## Begin Data provided

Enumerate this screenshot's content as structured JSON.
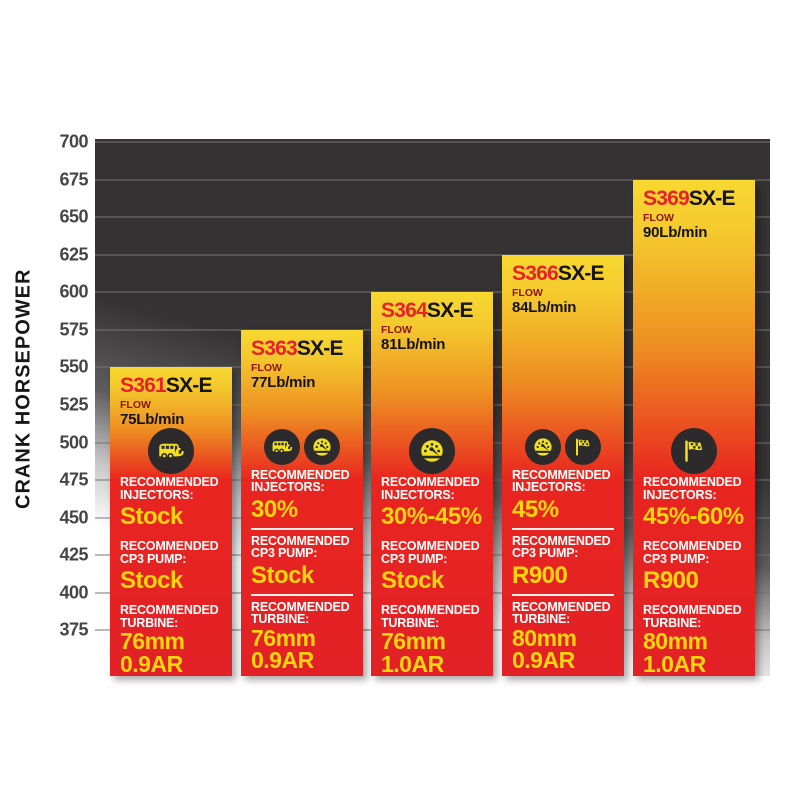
{
  "colors": {
    "bar_yellow": "#f8d831",
    "bar_orange": "#ee8f22",
    "bar_red": "#e8251f",
    "bar_red_deep": "#e22127",
    "value_yellow": "#ffd60a",
    "model_red": "#e8222a",
    "model_black": "#141414",
    "flow_label_red": "#8c150e",
    "plot_dark": "#353233",
    "icon_circle": "#2d2a2b",
    "icon_glyph": "#f2e120"
  },
  "labels": {
    "flow": "FLOW",
    "injectors": "RECOMMENDED INJECTORS:",
    "cp3": "RECOMMENDED CP3 PUMP:",
    "turbine": "RECOMMENDED TURBINE:"
  },
  "chart_data": {
    "type": "bar",
    "title": "",
    "xlabel": "",
    "ylabel": "CRANK HORSEPOWER",
    "ylim": [
      375,
      700
    ],
    "y_tick_step": 25,
    "grid": true,
    "y_ticks": [
      700,
      675,
      650,
      625,
      600,
      575,
      550,
      525,
      500,
      475,
      450,
      425,
      400,
      375
    ],
    "categories": [
      "S361SX-E",
      "S363SX-E",
      "S364SX-E",
      "S366SX-E",
      "S369SX-E"
    ],
    "values": [
      550,
      575,
      600,
      625,
      675
    ],
    "bars": [
      {
        "model_prefix": "S361",
        "model_suffix": "SX-E",
        "flow": "75Lb/min",
        "crank_horsepower": 550,
        "icons": [
          "rv"
        ],
        "injectors": "Stock",
        "cp3_pump": "Stock",
        "turbine": [
          "76mm",
          "0.9AR"
        ]
      },
      {
        "model_prefix": "S363",
        "model_suffix": "SX-E",
        "flow": "77Lb/min",
        "crank_horsepower": 575,
        "icons": [
          "rv",
          "gauge"
        ],
        "injectors": "30%",
        "cp3_pump": "Stock",
        "turbine": [
          "76mm",
          "0.9AR"
        ]
      },
      {
        "model_prefix": "S364",
        "model_suffix": "SX-E",
        "flow": "81Lb/min",
        "crank_horsepower": 600,
        "icons": [
          "gauge"
        ],
        "injectors": "30%-45%",
        "cp3_pump": "Stock",
        "turbine": [
          "76mm",
          "1.0AR"
        ]
      },
      {
        "model_prefix": "S366",
        "model_suffix": "SX-E",
        "flow": "84Lb/min",
        "crank_horsepower": 625,
        "icons": [
          "gauge",
          "flag"
        ],
        "injectors": "45%",
        "cp3_pump": "R900",
        "turbine": [
          "80mm",
          "0.9AR"
        ]
      },
      {
        "model_prefix": "S369",
        "model_suffix": "SX-E",
        "flow": "90Lb/min",
        "crank_horsepower": 675,
        "icons": [
          "flag"
        ],
        "injectors": "45%-60%",
        "cp3_pump": "R900",
        "turbine": [
          "80mm",
          "1.0AR"
        ]
      }
    ]
  }
}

## End Data provided

[Description of the task]:
Give an exact reproduction of every line, leaving out any picture.

[Exercise result]:
Enumerate this screenshot's content as structured JSON.
{
  "colors": {
    "bar_yellow": "#f8d831",
    "bar_orange": "#ee8f22",
    "bar_red": "#e8251f",
    "bar_red_deep": "#e22127",
    "value_yellow": "#ffd60a",
    "model_red": "#e8222a",
    "model_black": "#141414",
    "flow_label_red": "#8c150e",
    "plot_dark": "#353233",
    "icon_circle": "#2d2a2b",
    "icon_glyph": "#f2e120"
  },
  "labels": {
    "flow": "FLOW",
    "injectors": "RECOMMENDED INJECTORS:",
    "cp3": "RECOMMENDED CP3 PUMP:",
    "turbine": "RECOMMENDED TURBINE:"
  },
  "chart_data": {
    "type": "bar",
    "title": "",
    "xlabel": "",
    "ylabel": "CRANK HORSEPOWER",
    "ylim": [
      375,
      700
    ],
    "y_tick_step": 25,
    "grid": true,
    "y_ticks": [
      700,
      675,
      650,
      625,
      600,
      575,
      550,
      525,
      500,
      475,
      450,
      425,
      400,
      375
    ],
    "categories": [
      "S361SX-E",
      "S363SX-E",
      "S364SX-E",
      "S366SX-E",
      "S369SX-E"
    ],
    "values": [
      550,
      575,
      600,
      625,
      675
    ],
    "bars": [
      {
        "model_prefix": "S361",
        "model_suffix": "SX-E",
        "flow": "75Lb/min",
        "crank_horsepower": 550,
        "icons": [
          "rv"
        ],
        "injectors": "Stock",
        "cp3_pump": "Stock",
        "turbine": [
          "76mm",
          "0.9AR"
        ]
      },
      {
        "model_prefix": "S363",
        "model_suffix": "SX-E",
        "flow": "77Lb/min",
        "crank_horsepower": 575,
        "icons": [
          "rv",
          "gauge"
        ],
        "injectors": "30%",
        "cp3_pump": "Stock",
        "turbine": [
          "76mm",
          "0.9AR"
        ]
      },
      {
        "model_prefix": "S364",
        "model_suffix": "SX-E",
        "flow": "81Lb/min",
        "crank_horsepower": 600,
        "icons": [
          "gauge"
        ],
        "injectors": "30%-45%",
        "cp3_pump": "Stock",
        "turbine": [
          "76mm",
          "1.0AR"
        ]
      },
      {
        "model_prefix": "S366",
        "model_suffix": "SX-E",
        "flow": "84Lb/min",
        "crank_horsepower": 625,
        "icons": [
          "gauge",
          "flag"
        ],
        "injectors": "45%",
        "cp3_pump": "R900",
        "turbine": [
          "80mm",
          "0.9AR"
        ]
      },
      {
        "model_prefix": "S369",
        "model_suffix": "SX-E",
        "flow": "90Lb/min",
        "crank_horsepower": 675,
        "icons": [
          "flag"
        ],
        "injectors": "45%-60%",
        "cp3_pump": "R900",
        "turbine": [
          "80mm",
          "1.0AR"
        ]
      }
    ]
  }
}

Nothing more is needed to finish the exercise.